Exercise goal: Write out every entry exactly as given, but omit the pictures.

Information provided:
**********

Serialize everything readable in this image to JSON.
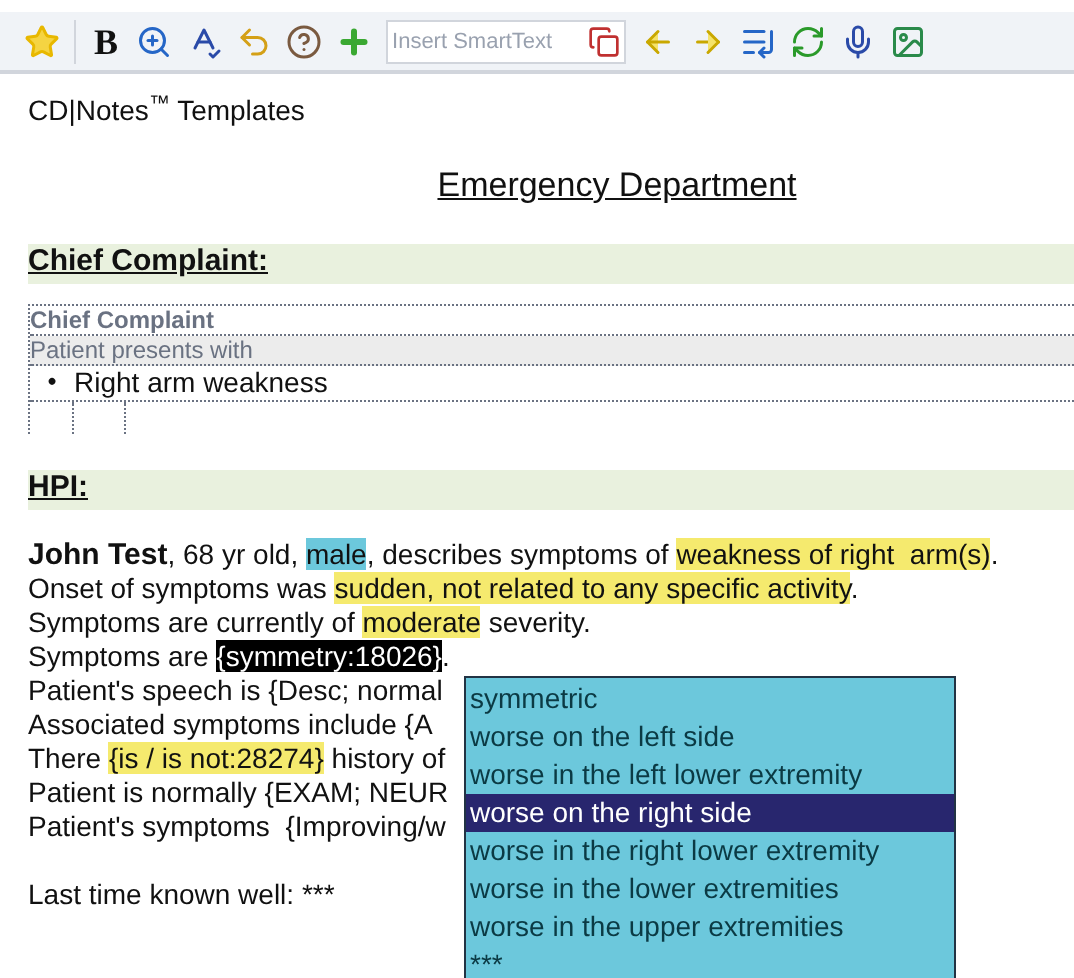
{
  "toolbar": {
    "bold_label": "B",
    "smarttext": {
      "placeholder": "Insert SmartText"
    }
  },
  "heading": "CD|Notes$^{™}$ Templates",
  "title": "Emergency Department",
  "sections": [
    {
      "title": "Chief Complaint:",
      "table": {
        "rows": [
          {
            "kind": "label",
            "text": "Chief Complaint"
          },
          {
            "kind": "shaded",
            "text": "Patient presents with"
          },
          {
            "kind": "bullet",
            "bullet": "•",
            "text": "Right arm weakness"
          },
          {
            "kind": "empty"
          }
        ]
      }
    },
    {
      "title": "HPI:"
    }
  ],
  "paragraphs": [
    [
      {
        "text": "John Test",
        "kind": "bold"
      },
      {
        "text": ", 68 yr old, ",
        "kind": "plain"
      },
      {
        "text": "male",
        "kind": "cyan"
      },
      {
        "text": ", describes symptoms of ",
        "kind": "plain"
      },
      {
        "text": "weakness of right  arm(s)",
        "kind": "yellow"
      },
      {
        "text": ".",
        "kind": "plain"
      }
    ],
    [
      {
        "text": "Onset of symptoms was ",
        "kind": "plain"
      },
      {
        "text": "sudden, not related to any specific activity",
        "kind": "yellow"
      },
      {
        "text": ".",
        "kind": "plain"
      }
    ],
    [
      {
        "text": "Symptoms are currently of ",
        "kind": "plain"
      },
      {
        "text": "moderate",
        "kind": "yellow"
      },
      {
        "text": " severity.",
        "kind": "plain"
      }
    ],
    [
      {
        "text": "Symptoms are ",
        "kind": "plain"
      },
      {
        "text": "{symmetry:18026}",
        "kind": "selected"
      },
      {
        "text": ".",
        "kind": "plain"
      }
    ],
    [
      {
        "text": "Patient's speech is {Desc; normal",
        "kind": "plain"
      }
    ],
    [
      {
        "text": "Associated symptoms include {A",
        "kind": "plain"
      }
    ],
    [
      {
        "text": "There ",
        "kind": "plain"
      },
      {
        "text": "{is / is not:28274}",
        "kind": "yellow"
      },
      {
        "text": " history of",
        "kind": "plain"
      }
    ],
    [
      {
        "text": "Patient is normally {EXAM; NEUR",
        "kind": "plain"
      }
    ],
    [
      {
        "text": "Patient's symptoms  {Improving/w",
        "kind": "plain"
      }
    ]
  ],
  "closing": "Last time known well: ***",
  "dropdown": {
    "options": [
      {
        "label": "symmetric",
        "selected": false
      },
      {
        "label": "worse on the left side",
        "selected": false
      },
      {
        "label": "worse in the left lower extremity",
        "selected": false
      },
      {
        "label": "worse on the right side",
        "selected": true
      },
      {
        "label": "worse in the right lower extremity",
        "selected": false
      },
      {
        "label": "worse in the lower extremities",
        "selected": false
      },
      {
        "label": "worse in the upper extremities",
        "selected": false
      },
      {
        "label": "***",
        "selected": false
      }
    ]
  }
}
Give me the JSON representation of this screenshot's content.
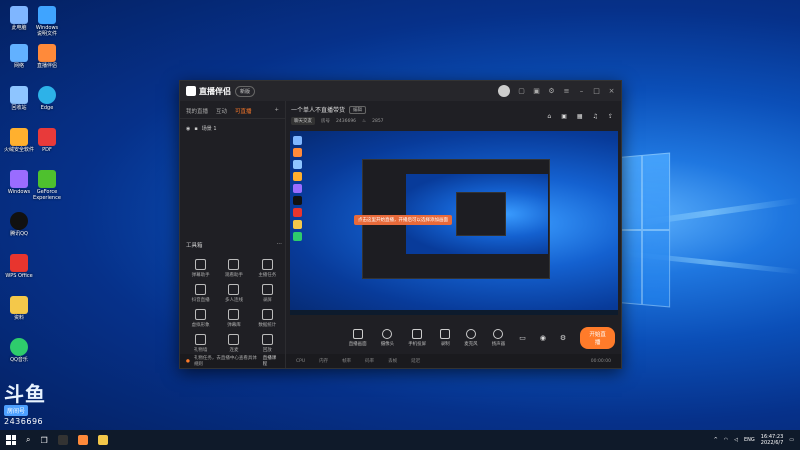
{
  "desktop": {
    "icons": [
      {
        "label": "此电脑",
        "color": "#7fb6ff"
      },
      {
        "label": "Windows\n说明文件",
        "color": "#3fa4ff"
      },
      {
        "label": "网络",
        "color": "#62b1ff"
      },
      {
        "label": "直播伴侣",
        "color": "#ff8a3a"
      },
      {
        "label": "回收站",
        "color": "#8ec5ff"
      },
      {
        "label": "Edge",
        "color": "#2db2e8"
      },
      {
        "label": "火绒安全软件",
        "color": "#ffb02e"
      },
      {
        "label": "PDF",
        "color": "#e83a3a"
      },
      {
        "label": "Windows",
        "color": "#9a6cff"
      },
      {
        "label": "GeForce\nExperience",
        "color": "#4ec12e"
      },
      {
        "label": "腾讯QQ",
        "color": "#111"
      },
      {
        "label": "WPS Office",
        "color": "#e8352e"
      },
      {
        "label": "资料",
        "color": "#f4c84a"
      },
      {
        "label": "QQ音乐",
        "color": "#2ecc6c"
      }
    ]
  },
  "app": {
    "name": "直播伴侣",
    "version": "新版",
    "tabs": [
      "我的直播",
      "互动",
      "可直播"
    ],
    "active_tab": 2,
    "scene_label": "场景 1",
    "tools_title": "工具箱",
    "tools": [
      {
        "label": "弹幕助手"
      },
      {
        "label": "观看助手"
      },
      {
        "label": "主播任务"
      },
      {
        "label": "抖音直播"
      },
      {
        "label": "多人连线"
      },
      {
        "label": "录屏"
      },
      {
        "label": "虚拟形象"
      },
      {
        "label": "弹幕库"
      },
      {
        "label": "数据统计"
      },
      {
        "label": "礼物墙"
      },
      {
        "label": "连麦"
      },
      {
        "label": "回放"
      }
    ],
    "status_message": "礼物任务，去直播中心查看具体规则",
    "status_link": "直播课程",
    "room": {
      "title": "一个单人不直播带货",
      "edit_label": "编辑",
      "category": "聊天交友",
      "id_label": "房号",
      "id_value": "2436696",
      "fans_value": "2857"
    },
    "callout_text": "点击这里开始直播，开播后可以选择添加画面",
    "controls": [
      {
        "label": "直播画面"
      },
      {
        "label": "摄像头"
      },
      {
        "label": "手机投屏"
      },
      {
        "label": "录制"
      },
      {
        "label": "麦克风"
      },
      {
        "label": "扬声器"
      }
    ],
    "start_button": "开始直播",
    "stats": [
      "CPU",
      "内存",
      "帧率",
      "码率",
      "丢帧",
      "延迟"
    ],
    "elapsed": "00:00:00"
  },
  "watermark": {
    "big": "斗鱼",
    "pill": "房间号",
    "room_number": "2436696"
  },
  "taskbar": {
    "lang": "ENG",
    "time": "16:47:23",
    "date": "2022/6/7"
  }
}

**********

Finished exercise:
Serialize everything readable in this image to JSON.
{
  "toolbar": {
    "bold_label": "B",
    "smarttext": {
      "placeholder": "Insert SmartText"
    }
  },
  "heading": "CD|Notes$^{™}$ Templates",
  "title": "Emergency Department",
  "sections": [
    {
      "title": "Chief Complaint:",
      "table": {
        "rows": [
          {
            "kind": "label",
            "text": "Chief Complaint"
          },
          {
            "kind": "shaded",
            "text": "Patient presents with"
          },
          {
            "kind": "bullet",
            "bullet": "•",
            "text": "Right arm weakness"
          },
          {
            "kind": "empty"
          }
        ]
      }
    },
    {
      "title": "HPI:"
    }
  ],
  "paragraphs": [
    [
      {
        "text": "John Test",
        "kind": "bold"
      },
      {
        "text": ", 68 yr old, ",
        "kind": "plain"
      },
      {
        "text": "male",
        "kind": "cyan"
      },
      {
        "text": ", describes symptoms of ",
        "kind": "plain"
      },
      {
        "text": "weakness of right  arm(s)",
        "kind": "yellow"
      },
      {
        "text": ".",
        "kind": "plain"
      }
    ],
    [
      {
        "text": "Onset of symptoms was ",
        "kind": "plain"
      },
      {
        "text": "sudden, not related to any specific activity",
        "kind": "yellow"
      },
      {
        "text": ".",
        "kind": "plain"
      }
    ],
    [
      {
        "text": "Symptoms are currently of ",
        "kind": "plain"
      },
      {
        "text": "moderate",
        "kind": "yellow"
      },
      {
        "text": " severity.",
        "kind": "plain"
      }
    ],
    [
      {
        "text": "Symptoms are ",
        "kind": "plain"
      },
      {
        "text": "{symmetry:18026}",
        "kind": "selected"
      },
      {
        "text": ".",
        "kind": "plain"
      }
    ],
    [
      {
        "text": "Patient's speech is {Desc; normal",
        "kind": "plain"
      }
    ],
    [
      {
        "text": "Associated symptoms include {A",
        "kind": "plain"
      }
    ],
    [
      {
        "text": "There ",
        "kind": "plain"
      },
      {
        "text": "{is / is not:28274}",
        "kind": "yellow"
      },
      {
        "text": " history of",
        "kind": "plain"
      }
    ],
    [
      {
        "text": "Patient is normally {EXAM; NEUR",
        "kind": "plain"
      }
    ],
    [
      {
        "text": "Patient's symptoms  {Improving/w",
        "kind": "plain"
      }
    ]
  ],
  "closing": "Last time known well: ***",
  "dropdown": {
    "options": [
      {
        "label": "symmetric",
        "selected": false
      },
      {
        "label": "worse on the left side",
        "selected": false
      },
      {
        "label": "worse in the left lower extremity",
        "selected": false
      },
      {
        "label": "worse on the right side",
        "selected": true
      },
      {
        "label": "worse in the right lower extremity",
        "selected": false
      },
      {
        "label": "worse in the lower extremities",
        "selected": false
      },
      {
        "label": "worse in the upper extremities",
        "selected": false
      },
      {
        "label": "***",
        "selected": false
      }
    ]
  }
}
Give me the JSON representation of this screenshot's content.
{
  "desktop": {
    "icons": [
      {
        "label": "此电脑",
        "color": "#7fb6ff"
      },
      {
        "label": "Windows\n说明文件",
        "color": "#3fa4ff"
      },
      {
        "label": "网络",
        "color": "#62b1ff"
      },
      {
        "label": "直播伴侣",
        "color": "#ff8a3a"
      },
      {
        "label": "回收站",
        "color": "#8ec5ff"
      },
      {
        "label": "Edge",
        "color": "#2db2e8"
      },
      {
        "label": "火绒安全软件",
        "color": "#ffb02e"
      },
      {
        "label": "PDF",
        "color": "#e83a3a"
      },
      {
        "label": "Windows",
        "color": "#9a6cff"
      },
      {
        "label": "GeForce\nExperience",
        "color": "#4ec12e"
      },
      {
        "label": "腾讯QQ",
        "color": "#111"
      },
      {
        "label": "WPS Office",
        "color": "#e8352e"
      },
      {
        "label": "资料",
        "color": "#f4c84a"
      },
      {
        "label": "QQ音乐",
        "color": "#2ecc6c"
      }
    ]
  },
  "app": {
    "name": "直播伴侣",
    "version": "新版",
    "tabs": [
      "我的直播",
      "互动",
      "可直播"
    ],
    "active_tab": 2,
    "scene_label": "场景 1",
    "tools_title": "工具箱",
    "tools": [
      {
        "label": "弹幕助手"
      },
      {
        "label": "观看助手"
      },
      {
        "label": "主播任务"
      },
      {
        "label": "抖音直播"
      },
      {
        "label": "多人连线"
      },
      {
        "label": "录屏"
      },
      {
        "label": "虚拟形象"
      },
      {
        "label": "弹幕库"
      },
      {
        "label": "数据统计"
      },
      {
        "label": "礼物墙"
      },
      {
        "label": "连麦"
      },
      {
        "label": "回放"
      }
    ],
    "status_message": "礼物任务，去直播中心查看具体规则",
    "status_link": "直播课程",
    "room": {
      "title": "一个单人不直播带货",
      "edit_label": "编辑",
      "category": "聊天交友",
      "id_label": "房号",
      "id_value": "2436696",
      "fans_value": "2857"
    },
    "callout_text": "点击这里开始直播，开播后可以选择添加画面",
    "controls": [
      {
        "label": "直播画面"
      },
      {
        "label": "摄像头"
      },
      {
        "label": "手机投屏"
      },
      {
        "label": "录制"
      },
      {
        "label": "麦克风"
      },
      {
        "label": "扬声器"
      }
    ],
    "start_button": "开始直播",
    "stats": [
      "CPU",
      "内存",
      "帧率",
      "码率",
      "丢帧",
      "延迟"
    ],
    "elapsed": "00:00:00"
  },
  "watermark": {
    "big": "斗鱼",
    "pill": "房间号",
    "room_number": "2436696"
  },
  "taskbar": {
    "lang": "ENG",
    "time": "16:47:23",
    "date": "2022/6/7"
  }
}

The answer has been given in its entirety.